**Records for this task:**
------

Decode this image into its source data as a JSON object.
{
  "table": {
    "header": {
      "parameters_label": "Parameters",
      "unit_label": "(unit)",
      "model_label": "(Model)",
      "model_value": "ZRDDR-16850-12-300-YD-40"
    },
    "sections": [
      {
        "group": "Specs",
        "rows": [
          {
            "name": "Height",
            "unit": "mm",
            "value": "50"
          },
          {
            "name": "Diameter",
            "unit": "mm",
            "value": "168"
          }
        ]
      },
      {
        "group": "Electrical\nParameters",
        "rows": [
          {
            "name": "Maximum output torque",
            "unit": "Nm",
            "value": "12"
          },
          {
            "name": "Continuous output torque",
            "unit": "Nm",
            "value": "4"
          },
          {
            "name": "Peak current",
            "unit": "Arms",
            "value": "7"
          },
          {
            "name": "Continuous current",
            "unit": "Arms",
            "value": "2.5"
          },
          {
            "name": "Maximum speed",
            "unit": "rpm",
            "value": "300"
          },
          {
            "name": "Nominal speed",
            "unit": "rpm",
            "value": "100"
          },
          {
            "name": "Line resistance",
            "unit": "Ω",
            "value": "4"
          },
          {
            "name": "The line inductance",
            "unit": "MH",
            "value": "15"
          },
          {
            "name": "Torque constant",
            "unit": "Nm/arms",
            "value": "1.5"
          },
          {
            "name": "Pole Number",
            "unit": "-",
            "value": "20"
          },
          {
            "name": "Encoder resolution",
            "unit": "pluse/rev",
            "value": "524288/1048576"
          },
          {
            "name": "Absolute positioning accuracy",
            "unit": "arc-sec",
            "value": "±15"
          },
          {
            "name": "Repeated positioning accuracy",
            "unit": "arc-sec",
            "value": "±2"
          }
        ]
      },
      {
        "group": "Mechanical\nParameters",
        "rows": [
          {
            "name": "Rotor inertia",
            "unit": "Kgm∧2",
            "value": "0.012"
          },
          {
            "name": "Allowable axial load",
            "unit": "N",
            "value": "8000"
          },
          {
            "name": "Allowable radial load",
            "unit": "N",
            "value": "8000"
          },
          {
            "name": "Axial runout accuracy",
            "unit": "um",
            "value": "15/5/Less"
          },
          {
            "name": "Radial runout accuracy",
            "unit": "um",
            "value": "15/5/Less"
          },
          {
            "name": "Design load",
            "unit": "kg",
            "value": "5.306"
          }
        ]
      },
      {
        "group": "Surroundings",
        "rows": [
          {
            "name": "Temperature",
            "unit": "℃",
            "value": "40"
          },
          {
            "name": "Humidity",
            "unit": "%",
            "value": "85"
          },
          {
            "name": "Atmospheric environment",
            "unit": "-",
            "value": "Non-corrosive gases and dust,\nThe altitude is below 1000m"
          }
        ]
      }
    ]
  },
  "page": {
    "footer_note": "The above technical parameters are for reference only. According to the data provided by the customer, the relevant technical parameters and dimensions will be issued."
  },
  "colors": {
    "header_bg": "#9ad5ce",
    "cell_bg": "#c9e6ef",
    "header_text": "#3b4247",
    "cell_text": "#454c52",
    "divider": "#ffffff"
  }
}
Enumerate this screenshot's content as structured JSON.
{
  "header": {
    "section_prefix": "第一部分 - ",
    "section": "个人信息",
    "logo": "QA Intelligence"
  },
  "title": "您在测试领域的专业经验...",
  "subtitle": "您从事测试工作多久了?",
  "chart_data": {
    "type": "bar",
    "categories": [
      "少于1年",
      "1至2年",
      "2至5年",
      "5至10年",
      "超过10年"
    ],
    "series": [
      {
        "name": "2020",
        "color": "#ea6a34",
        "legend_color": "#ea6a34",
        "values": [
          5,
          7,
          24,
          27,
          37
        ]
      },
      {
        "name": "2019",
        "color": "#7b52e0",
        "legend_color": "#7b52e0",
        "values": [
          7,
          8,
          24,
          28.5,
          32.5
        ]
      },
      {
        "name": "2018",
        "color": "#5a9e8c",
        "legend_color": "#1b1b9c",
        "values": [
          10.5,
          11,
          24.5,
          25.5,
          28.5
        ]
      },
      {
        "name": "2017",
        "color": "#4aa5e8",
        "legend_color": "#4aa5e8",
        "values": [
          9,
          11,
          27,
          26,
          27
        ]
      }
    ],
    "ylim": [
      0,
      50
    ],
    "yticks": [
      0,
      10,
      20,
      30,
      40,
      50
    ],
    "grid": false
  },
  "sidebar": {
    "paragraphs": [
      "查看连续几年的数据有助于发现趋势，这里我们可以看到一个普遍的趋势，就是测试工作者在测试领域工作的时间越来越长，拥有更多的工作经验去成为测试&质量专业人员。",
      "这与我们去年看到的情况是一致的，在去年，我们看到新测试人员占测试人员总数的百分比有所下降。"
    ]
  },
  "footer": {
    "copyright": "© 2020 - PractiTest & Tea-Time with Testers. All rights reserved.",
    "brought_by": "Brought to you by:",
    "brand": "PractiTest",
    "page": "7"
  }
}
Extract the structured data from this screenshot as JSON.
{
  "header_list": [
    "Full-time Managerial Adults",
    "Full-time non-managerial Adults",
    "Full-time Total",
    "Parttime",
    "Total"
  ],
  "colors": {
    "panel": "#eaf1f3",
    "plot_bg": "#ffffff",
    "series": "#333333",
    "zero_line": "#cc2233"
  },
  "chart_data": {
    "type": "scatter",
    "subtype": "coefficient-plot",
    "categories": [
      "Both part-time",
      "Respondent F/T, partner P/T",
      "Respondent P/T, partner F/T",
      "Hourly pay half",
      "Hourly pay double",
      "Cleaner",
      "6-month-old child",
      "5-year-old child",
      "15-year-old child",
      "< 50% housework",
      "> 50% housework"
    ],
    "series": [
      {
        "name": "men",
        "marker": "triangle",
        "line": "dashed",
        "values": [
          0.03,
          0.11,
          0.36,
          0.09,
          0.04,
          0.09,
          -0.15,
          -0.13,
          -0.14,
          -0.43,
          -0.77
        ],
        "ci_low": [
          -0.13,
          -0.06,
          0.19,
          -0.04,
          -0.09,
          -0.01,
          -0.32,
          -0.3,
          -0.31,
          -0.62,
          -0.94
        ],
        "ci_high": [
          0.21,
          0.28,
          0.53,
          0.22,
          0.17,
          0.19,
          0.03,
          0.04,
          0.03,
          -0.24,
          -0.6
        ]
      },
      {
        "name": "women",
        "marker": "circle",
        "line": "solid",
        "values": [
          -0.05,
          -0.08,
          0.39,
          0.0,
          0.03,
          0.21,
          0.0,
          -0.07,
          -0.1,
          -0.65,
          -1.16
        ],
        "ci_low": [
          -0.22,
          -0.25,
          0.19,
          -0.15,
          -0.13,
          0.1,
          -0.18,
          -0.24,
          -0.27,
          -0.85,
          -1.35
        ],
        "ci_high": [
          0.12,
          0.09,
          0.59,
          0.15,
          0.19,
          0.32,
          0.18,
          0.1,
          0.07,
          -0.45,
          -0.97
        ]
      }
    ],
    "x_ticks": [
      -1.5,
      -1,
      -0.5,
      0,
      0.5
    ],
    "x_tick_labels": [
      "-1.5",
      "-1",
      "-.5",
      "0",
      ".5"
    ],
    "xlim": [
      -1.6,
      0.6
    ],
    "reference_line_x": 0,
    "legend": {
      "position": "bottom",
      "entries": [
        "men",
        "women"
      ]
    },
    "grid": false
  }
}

------

Locate the word "child" in the data above. Copy every line carrying it.

**Right answer:**
      "6-month-old child",
      "5-year-old child",
      "15-year-old child",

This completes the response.